» Exercise details:
Type out the complete listing below word for word, without its pictures.

» Record set:
>> begin

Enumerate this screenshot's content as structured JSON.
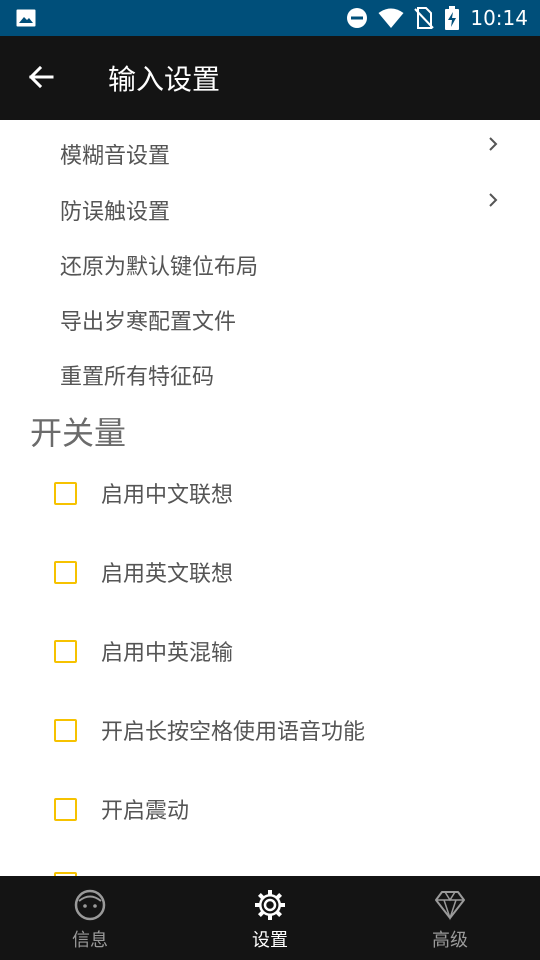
{
  "status_bar": {
    "time": "10:14"
  },
  "app_bar": {
    "title": "输入设置"
  },
  "settings_items": [
    {
      "label": "模糊音设置"
    },
    {
      "label": "防误触设置"
    },
    {
      "label": "还原为默认键位布局"
    },
    {
      "label": "导出岁寒配置文件"
    },
    {
      "label": "重置所有特征码"
    }
  ],
  "section_title": "开关量",
  "checkboxes": [
    {
      "label": "启用中文联想",
      "checked": false
    },
    {
      "label": "启用英文联想",
      "checked": false
    },
    {
      "label": "启用中英混输",
      "checked": false
    },
    {
      "label": "开启长按空格使用语音功能",
      "checked": false
    },
    {
      "label": "开启震动",
      "checked": false
    }
  ],
  "bottom_nav": [
    {
      "label": "信息",
      "icon": "face-icon",
      "active": false
    },
    {
      "label": "设置",
      "icon": "gear-icon",
      "active": true
    },
    {
      "label": "高级",
      "icon": "diamond-icon",
      "active": false
    }
  ],
  "colors": {
    "status_bar": "#004f7a",
    "app_bar": "#141414",
    "checkbox": "#f6c200"
  }
}
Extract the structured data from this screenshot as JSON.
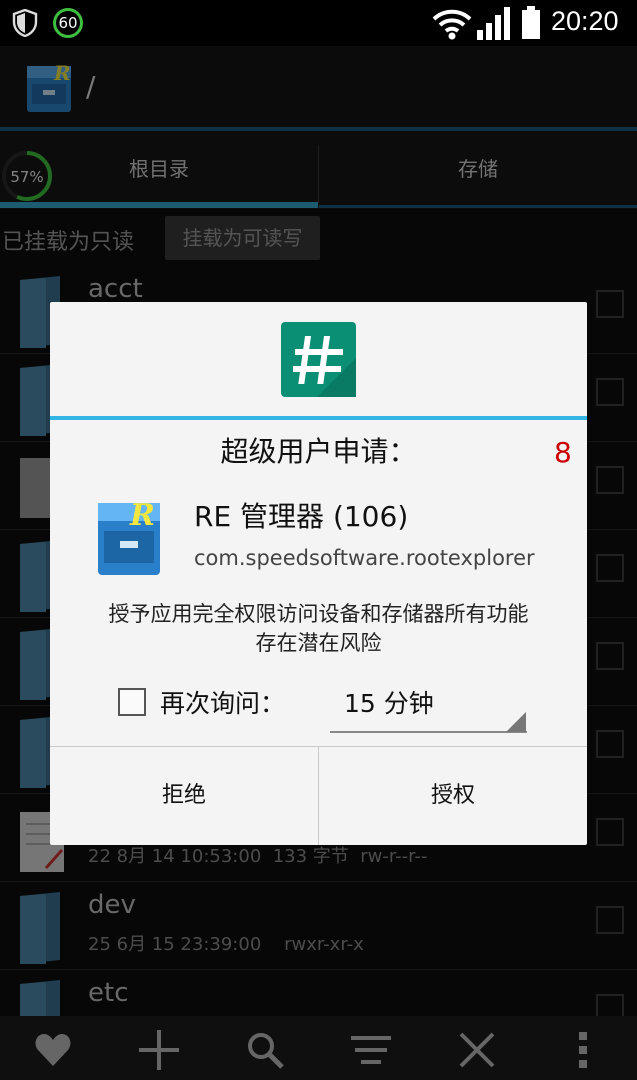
{
  "status_bar": {
    "icons": [
      "shield-icon",
      "wifi-icon",
      "signal-icon",
      "battery-icon"
    ],
    "badge": "60",
    "time": "20:20"
  },
  "app_bar": {
    "path": "/"
  },
  "tabs": [
    {
      "label": "根目录",
      "active": true
    },
    {
      "label": "存储",
      "active": false
    }
  ],
  "storage_usage": "57%",
  "mount": {
    "status": "已挂载为只读",
    "button": "挂载为可读写"
  },
  "files": [
    {
      "name": "acct",
      "meta": ""
    },
    {
      "name": "",
      "meta": "22 8月 14 10:53:00  133 字节  rw-r--r--"
    },
    {
      "name": "dev",
      "meta": "25 6月 15 23:39:00    rwxr-xr-x"
    },
    {
      "name": "etc",
      "meta": ""
    }
  ],
  "bottom_bar": [
    "heart-icon",
    "plus-icon",
    "search-icon",
    "sort-icon",
    "close-icon",
    "more-icon"
  ],
  "dialog": {
    "title": "超级用户申请：",
    "countdown": "8",
    "app_name": "RE 管理器 (106)",
    "package": "com.speedsoftware.rootexplorer",
    "warning_line1": "授予应用完全权限访问设备和存储器所有功能",
    "warning_line2": "存在潜在风险",
    "ask_again_label": "再次询问：",
    "ask_again_checked": false,
    "duration_value": "15 分钟",
    "deny_label": "拒绝",
    "grant_label": "授权"
  },
  "colors": {
    "accent": "#33b5e5",
    "su_icon": "#0b8f74",
    "countdown": "#cc0000"
  }
}
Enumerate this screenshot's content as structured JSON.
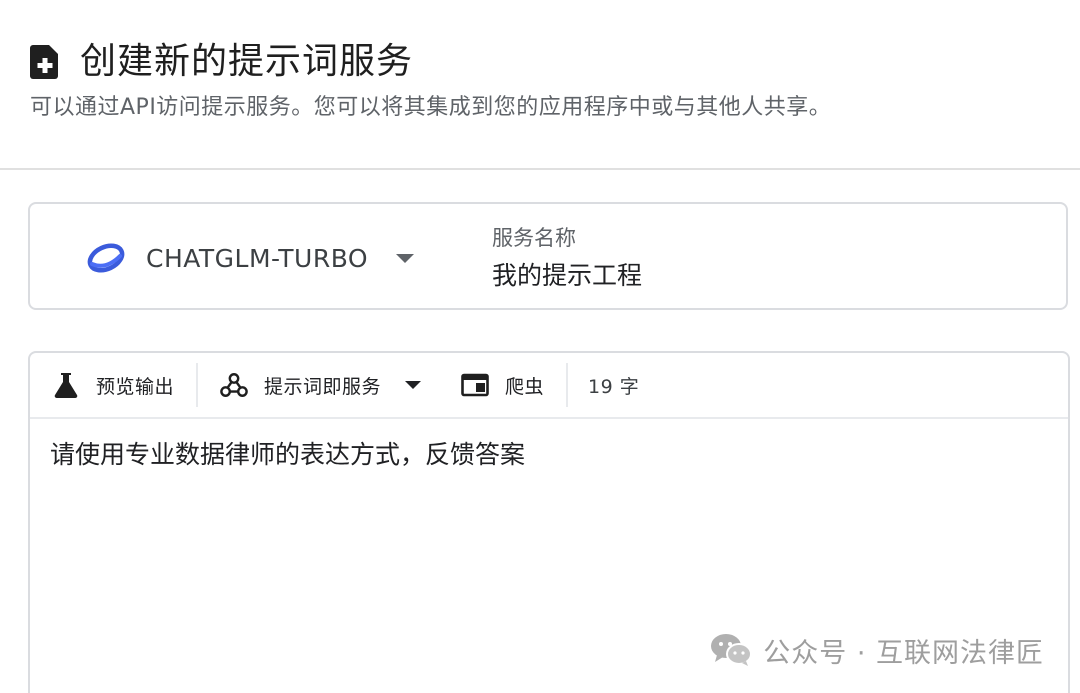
{
  "header": {
    "title": "创建新的提示词服务",
    "subtitle": "可以通过API访问提示服务。您可以将其集成到您的应用程序中或与其他人共享。",
    "icon": "file-add-icon"
  },
  "service": {
    "model_name": "CHATGLM-TURBO",
    "model_icon": "zhipu-logo",
    "name_label": "服务名称",
    "name_value": "我的提示工程"
  },
  "toolbar": {
    "preview_label": "预览输出",
    "preview_icon": "flask-icon",
    "mode_label": "提示词即服务",
    "mode_icon": "webhook-icon",
    "crawler_label": "爬虫",
    "crawler_icon": "web-window-icon",
    "char_count": "19 字"
  },
  "editor": {
    "prompt_text": "请使用专业数据律师的表达方式，反馈答案"
  },
  "watermark": {
    "text": "公众号 · 互联网法律匠",
    "icon": "wechat-icon"
  },
  "colors": {
    "accent_blue": "#3b5bdb",
    "border": "#dadce0",
    "muted_text": "#5f6368"
  }
}
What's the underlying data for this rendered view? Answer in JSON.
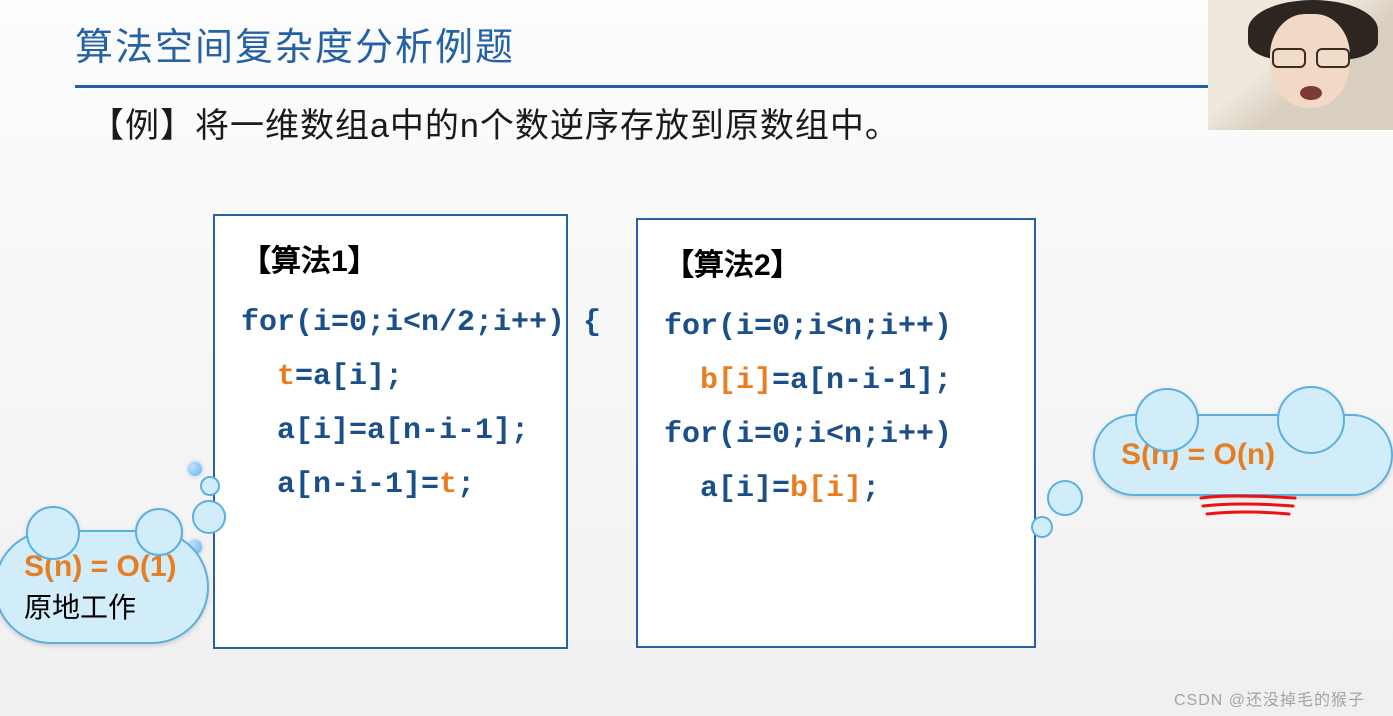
{
  "title": "算法空间复杂度分析例题",
  "example": "【例】将一维数组a中的n个数逆序存放到原数组中。",
  "algo1": {
    "header": "【算法1】",
    "line1_pre": "for(i=0;i<n/2;i++) {",
    "line2_t": "t",
    "line2_rest": "=a[i];",
    "line3": "a[i]=a[n-i-1];",
    "line4_pre": "a[n-i-1]=",
    "line4_t": "t",
    "line4_post": ";"
  },
  "algo2": {
    "header": "【算法2】",
    "line1": "for(i=0;i<n;i++)",
    "line2_b": "b[i]",
    "line2_rest": "=a[n-i-1];",
    "line3": "for(i=0;i<n;i++)",
    "line4_pre": "a[i]=",
    "line4_b": "b[i]",
    "line4_post": ";"
  },
  "cloud_left": {
    "formula": "S(n) = O(1)",
    "note": "原地工作"
  },
  "cloud_right": {
    "formula": "S(n) = O(n)"
  },
  "watermark": "CSDN @还没掉毛的猴子"
}
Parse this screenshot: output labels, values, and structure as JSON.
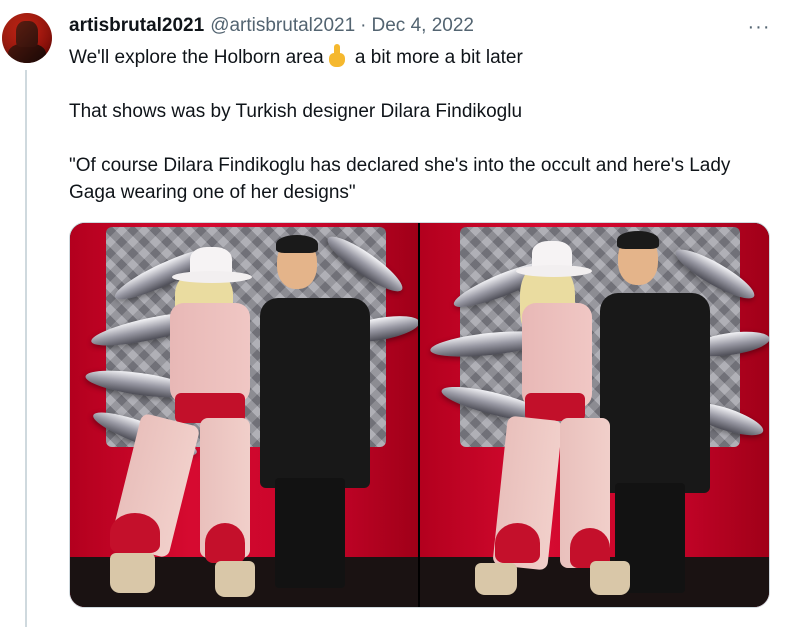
{
  "tweet": {
    "display_name": "artisbrutal2021",
    "handle": "@artisbrutal2021",
    "separator": "·",
    "date": "Dec 4, 2022",
    "more_icon": "more-horizontal-icon",
    "more_glyph": "···",
    "line1_before_emoji": "We'll explore the Holborn area",
    "emoji": "pointing-up-hand-emoji",
    "line1_after_emoji": " a bit more a bit later",
    "line2": "That shows was by Turkish designer Dilara Findikoglu",
    "line3": "\"Of course Dilara Findikoglu has declared she's into the occult and here's Lady Gaga wearing one of her designs\""
  },
  "media": {
    "photo_count": 2,
    "photos": [
      {
        "name": "photo-left"
      },
      {
        "name": "photo-right"
      }
    ]
  },
  "colors": {
    "text_primary": "#0f1419",
    "text_secondary": "#536471",
    "border": "#cfd9de",
    "backdrop_red": "#d60a30"
  }
}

>> end

» Final result:
Enumerate this screenshot's content as structured JSON.
{
  "status_bar": {
    "time": "10:14"
  },
  "app_bar": {
    "title": "输入设置"
  },
  "settings_items": [
    {
      "label": "模糊音设置"
    },
    {
      "label": "防误触设置"
    },
    {
      "label": "还原为默认键位布局"
    },
    {
      "label": "导出岁寒配置文件"
    },
    {
      "label": "重置所有特征码"
    }
  ],
  "section_title": "开关量",
  "checkboxes": [
    {
      "label": "启用中文联想",
      "checked": false
    },
    {
      "label": "启用英文联想",
      "checked": false
    },
    {
      "label": "启用中英混输",
      "checked": false
    },
    {
      "label": "开启长按空格使用语音功能",
      "checked": false
    },
    {
      "label": "开启震动",
      "checked": false
    }
  ],
  "bottom_nav": [
    {
      "label": "信息",
      "icon": "face-icon",
      "active": false
    },
    {
      "label": "设置",
      "icon": "gear-icon",
      "active": true
    },
    {
      "label": "高级",
      "icon": "diamond-icon",
      "active": false
    }
  ],
  "colors": {
    "status_bar": "#004f7a",
    "app_bar": "#141414",
    "checkbox": "#f6c200"
  }
}
Extract the structured data from this screenshot as JSON.
{
  "status_bar": {
    "icons": [
      "shield-icon",
      "wifi-icon",
      "signal-icon",
      "battery-icon"
    ],
    "badge": "60",
    "time": "20:20"
  },
  "app_bar": {
    "path": "/"
  },
  "tabs": [
    {
      "label": "根目录",
      "active": true
    },
    {
      "label": "存储",
      "active": false
    }
  ],
  "storage_usage": "57%",
  "mount": {
    "status": "已挂载为只读",
    "button": "挂载为可读写"
  },
  "files": [
    {
      "name": "acct",
      "meta": ""
    },
    {
      "name": "",
      "meta": "22 8月 14 10:53:00  133 字节  rw-r--r--"
    },
    {
      "name": "dev",
      "meta": "25 6月 15 23:39:00    rwxr-xr-x"
    },
    {
      "name": "etc",
      "meta": ""
    }
  ],
  "bottom_bar": [
    "heart-icon",
    "plus-icon",
    "search-icon",
    "sort-icon",
    "close-icon",
    "more-icon"
  ],
  "dialog": {
    "title": "超级用户申请：",
    "countdown": "8",
    "app_name": "RE 管理器 (106)",
    "package": "com.speedsoftware.rootexplorer",
    "warning_line1": "授予应用完全权限访问设备和存储器所有功能",
    "warning_line2": "存在潜在风险",
    "ask_again_label": "再次询问：",
    "ask_again_checked": false,
    "duration_value": "15 分钟",
    "deny_label": "拒绝",
    "grant_label": "授权"
  },
  "colors": {
    "accent": "#33b5e5",
    "su_icon": "#0b8f74",
    "countdown": "#cc0000"
  }
}
Enumerate this screenshot's content as structured JSON.
{
  "header": {
    "title": "创建新的提示词服务",
    "subtitle": "可以通过API访问提示服务。您可以将其集成到您的应用程序中或与其他人共享。",
    "icon": "file-add-icon"
  },
  "service": {
    "model_name": "CHATGLM-TURBO",
    "model_icon": "zhipu-logo",
    "name_label": "服务名称",
    "name_value": "我的提示工程"
  },
  "toolbar": {
    "preview_label": "预览输出",
    "preview_icon": "flask-icon",
    "mode_label": "提示词即服务",
    "mode_icon": "webhook-icon",
    "crawler_label": "爬虫",
    "crawler_icon": "web-window-icon",
    "char_count": "19 字"
  },
  "editor": {
    "prompt_text": "请使用专业数据律师的表达方式，反馈答案"
  },
  "watermark": {
    "text": "公众号 · 互联网法律匠",
    "icon": "wechat-icon"
  },
  "colors": {
    "accent_blue": "#3b5bdb",
    "border": "#dadce0",
    "muted_text": "#5f6368"
  }
}
What's the underlying data for this rendered view? Answer in JSON.
{
  "title": "算法空间复杂度分析例题",
  "example": "【例】将一维数组a中的n个数逆序存放到原数组中。",
  "algo1": {
    "header": "【算法1】",
    "line1_pre": "for(i=0;i<n/2;i++) {",
    "line2_t": "t",
    "line2_rest": "=a[i];",
    "line3": "a[i]=a[n-i-1];",
    "line4_pre": "a[n-i-1]=",
    "line4_t": "t",
    "line4_post": ";"
  },
  "algo2": {
    "header": "【算法2】",
    "line1": "for(i=0;i<n;i++)",
    "line2_b": "b[i]",
    "line2_rest": "=a[n-i-1];",
    "line3": "for(i=0;i<n;i++)",
    "line4_pre": "a[i]=",
    "line4_b": "b[i]",
    "line4_post": ";"
  },
  "cloud_left": {
    "formula": "S(n) = O(1)",
    "note": "原地工作"
  },
  "cloud_right": {
    "formula": "S(n) = O(n)"
  },
  "watermark": "CSDN @还没掉毛的猴子"
}
Parse this screenshot: output labels, values, and structure as JSON.
{
  "tweet": {
    "display_name": "artisbrutal2021",
    "handle": "@artisbrutal2021",
    "separator": "·",
    "date": "Dec 4, 2022",
    "more_icon": "more-horizontal-icon",
    "more_glyph": "···",
    "line1_before_emoji": "We'll explore the Holborn area",
    "emoji": "pointing-up-hand-emoji",
    "line1_after_emoji": " a bit more a bit later",
    "line2": "That shows was by Turkish designer Dilara Findikoglu",
    "line3": "\"Of course Dilara Findikoglu has declared she's into the occult and here's Lady Gaga wearing one of her designs\""
  },
  "media": {
    "photo_count": 2,
    "photos": [
      {
        "name": "photo-left"
      },
      {
        "name": "photo-right"
      }
    ]
  },
  "colors": {
    "text_primary": "#0f1419",
    "text_secondary": "#536471",
    "border": "#cfd9de",
    "backdrop_red": "#d60a30"
  }
}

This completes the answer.